| Written problem |
Copy out each line that includes the word "color".

| The records |

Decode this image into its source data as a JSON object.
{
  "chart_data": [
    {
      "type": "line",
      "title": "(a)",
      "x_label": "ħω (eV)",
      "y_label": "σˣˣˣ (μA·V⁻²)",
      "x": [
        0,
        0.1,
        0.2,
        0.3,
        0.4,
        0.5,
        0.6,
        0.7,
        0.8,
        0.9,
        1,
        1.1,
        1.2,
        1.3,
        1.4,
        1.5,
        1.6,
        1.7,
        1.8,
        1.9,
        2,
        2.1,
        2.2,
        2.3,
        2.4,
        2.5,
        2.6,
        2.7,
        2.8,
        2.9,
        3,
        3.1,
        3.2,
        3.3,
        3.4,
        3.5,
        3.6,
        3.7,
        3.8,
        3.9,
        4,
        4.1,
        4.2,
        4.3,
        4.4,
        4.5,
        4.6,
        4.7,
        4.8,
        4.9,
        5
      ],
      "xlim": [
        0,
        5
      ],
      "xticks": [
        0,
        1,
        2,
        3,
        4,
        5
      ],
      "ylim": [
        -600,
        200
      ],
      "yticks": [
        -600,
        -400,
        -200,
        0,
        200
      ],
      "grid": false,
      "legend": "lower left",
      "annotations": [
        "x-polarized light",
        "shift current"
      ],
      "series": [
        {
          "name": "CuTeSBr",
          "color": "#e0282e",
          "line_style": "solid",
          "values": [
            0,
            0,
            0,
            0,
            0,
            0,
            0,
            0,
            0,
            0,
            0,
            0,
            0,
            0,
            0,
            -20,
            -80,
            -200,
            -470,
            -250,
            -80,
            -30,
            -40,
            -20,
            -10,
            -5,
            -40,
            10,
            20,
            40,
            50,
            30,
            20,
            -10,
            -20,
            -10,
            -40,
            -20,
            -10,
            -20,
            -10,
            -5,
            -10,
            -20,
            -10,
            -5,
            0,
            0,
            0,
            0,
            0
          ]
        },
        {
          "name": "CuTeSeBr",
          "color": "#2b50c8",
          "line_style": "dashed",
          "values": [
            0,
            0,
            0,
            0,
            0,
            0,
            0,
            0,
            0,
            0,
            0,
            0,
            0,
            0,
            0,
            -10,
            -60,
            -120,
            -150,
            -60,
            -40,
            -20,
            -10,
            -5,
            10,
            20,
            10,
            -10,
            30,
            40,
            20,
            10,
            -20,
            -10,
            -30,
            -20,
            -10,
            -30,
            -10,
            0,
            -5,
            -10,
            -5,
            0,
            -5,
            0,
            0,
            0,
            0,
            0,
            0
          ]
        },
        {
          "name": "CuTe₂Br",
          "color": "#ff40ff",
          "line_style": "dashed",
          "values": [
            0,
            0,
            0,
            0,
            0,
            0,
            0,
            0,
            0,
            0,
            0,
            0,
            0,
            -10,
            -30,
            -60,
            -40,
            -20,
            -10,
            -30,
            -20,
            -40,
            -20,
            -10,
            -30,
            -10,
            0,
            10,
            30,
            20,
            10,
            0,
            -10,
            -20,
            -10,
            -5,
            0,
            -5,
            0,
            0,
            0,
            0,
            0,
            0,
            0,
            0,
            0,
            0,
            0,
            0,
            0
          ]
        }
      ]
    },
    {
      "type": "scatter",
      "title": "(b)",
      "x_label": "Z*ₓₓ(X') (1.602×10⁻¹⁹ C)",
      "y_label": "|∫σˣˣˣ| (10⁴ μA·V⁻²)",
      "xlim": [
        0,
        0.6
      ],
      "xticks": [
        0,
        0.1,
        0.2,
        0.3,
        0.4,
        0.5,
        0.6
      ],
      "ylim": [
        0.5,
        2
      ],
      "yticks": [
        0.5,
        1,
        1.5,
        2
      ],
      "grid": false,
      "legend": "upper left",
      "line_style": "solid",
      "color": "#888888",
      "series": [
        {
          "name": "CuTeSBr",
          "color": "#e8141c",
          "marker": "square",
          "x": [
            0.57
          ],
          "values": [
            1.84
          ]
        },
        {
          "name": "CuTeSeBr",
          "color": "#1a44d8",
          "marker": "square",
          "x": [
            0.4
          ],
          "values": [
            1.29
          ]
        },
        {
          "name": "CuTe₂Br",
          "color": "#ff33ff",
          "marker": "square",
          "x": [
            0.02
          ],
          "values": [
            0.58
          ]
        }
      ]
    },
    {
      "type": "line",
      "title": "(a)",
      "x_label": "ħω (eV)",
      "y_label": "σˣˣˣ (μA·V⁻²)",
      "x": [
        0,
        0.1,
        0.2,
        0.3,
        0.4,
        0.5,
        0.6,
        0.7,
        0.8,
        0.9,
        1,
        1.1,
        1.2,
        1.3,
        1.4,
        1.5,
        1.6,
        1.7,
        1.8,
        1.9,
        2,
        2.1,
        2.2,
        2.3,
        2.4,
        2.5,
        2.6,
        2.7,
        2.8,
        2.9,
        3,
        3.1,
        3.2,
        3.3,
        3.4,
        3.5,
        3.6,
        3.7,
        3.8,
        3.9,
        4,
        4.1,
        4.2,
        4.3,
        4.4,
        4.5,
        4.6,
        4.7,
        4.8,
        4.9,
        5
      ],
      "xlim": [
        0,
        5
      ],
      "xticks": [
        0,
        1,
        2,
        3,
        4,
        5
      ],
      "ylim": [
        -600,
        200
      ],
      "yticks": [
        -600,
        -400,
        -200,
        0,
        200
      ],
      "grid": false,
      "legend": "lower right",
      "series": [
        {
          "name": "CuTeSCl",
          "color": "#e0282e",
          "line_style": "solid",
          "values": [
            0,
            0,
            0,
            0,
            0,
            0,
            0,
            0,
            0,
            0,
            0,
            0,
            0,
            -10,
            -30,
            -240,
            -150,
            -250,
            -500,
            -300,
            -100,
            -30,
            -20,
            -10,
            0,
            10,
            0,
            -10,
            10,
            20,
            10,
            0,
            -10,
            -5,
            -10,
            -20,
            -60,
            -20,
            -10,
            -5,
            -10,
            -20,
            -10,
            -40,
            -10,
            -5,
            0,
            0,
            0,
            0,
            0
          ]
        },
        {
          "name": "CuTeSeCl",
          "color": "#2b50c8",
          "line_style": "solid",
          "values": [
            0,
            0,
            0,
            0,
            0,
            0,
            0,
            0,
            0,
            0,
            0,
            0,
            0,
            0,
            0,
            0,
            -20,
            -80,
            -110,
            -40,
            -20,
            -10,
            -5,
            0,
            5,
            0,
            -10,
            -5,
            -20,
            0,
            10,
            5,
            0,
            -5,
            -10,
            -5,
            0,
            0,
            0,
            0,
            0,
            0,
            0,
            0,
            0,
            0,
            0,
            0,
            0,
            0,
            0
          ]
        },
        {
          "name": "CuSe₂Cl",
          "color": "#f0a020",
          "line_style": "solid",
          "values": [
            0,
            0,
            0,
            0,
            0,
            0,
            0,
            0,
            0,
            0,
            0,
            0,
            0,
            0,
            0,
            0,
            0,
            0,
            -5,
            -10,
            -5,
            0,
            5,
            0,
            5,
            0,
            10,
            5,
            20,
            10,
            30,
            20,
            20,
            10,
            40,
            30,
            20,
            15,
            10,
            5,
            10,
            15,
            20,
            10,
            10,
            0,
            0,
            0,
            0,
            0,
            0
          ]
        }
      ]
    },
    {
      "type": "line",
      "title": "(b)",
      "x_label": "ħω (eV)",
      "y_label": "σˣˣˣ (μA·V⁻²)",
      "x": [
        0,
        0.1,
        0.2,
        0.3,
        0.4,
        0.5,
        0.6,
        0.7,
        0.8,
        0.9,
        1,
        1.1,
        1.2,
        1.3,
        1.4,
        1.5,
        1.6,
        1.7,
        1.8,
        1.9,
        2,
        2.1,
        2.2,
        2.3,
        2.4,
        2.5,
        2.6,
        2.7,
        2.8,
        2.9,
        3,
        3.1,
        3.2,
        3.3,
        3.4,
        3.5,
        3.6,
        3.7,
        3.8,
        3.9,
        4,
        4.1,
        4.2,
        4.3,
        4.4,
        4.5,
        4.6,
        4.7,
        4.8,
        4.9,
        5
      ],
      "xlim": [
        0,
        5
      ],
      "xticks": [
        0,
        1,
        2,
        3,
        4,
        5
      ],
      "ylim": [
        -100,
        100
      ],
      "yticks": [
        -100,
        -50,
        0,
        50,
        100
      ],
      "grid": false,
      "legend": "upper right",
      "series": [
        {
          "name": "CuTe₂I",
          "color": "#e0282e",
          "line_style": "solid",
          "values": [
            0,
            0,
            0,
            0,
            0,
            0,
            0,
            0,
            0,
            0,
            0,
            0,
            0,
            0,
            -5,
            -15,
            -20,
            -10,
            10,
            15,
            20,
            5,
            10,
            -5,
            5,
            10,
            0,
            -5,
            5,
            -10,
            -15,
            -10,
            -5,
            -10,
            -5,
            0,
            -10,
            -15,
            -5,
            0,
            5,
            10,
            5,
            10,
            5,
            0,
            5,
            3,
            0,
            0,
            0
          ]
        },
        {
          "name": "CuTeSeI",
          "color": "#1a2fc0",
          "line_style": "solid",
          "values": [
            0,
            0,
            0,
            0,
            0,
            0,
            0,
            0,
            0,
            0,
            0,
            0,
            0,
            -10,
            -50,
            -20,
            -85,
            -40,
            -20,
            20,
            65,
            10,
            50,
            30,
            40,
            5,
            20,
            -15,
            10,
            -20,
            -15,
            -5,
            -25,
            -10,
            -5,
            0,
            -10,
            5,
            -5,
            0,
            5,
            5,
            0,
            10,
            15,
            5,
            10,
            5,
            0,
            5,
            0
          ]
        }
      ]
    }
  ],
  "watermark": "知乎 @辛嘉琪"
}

| Expected output |
          "color": "#e0282e",
          "color": "#2b50c8",
          "color": "#ff40ff",
      "color": "#888888",
          "color": "#e8141c",
          "color": "#1a44d8",
          "color": "#ff33ff",
          "color": "#e0282e",
          "color": "#2b50c8",
          "color": "#f0a020",
          "color": "#e0282e",
          "color": "#1a2fc0",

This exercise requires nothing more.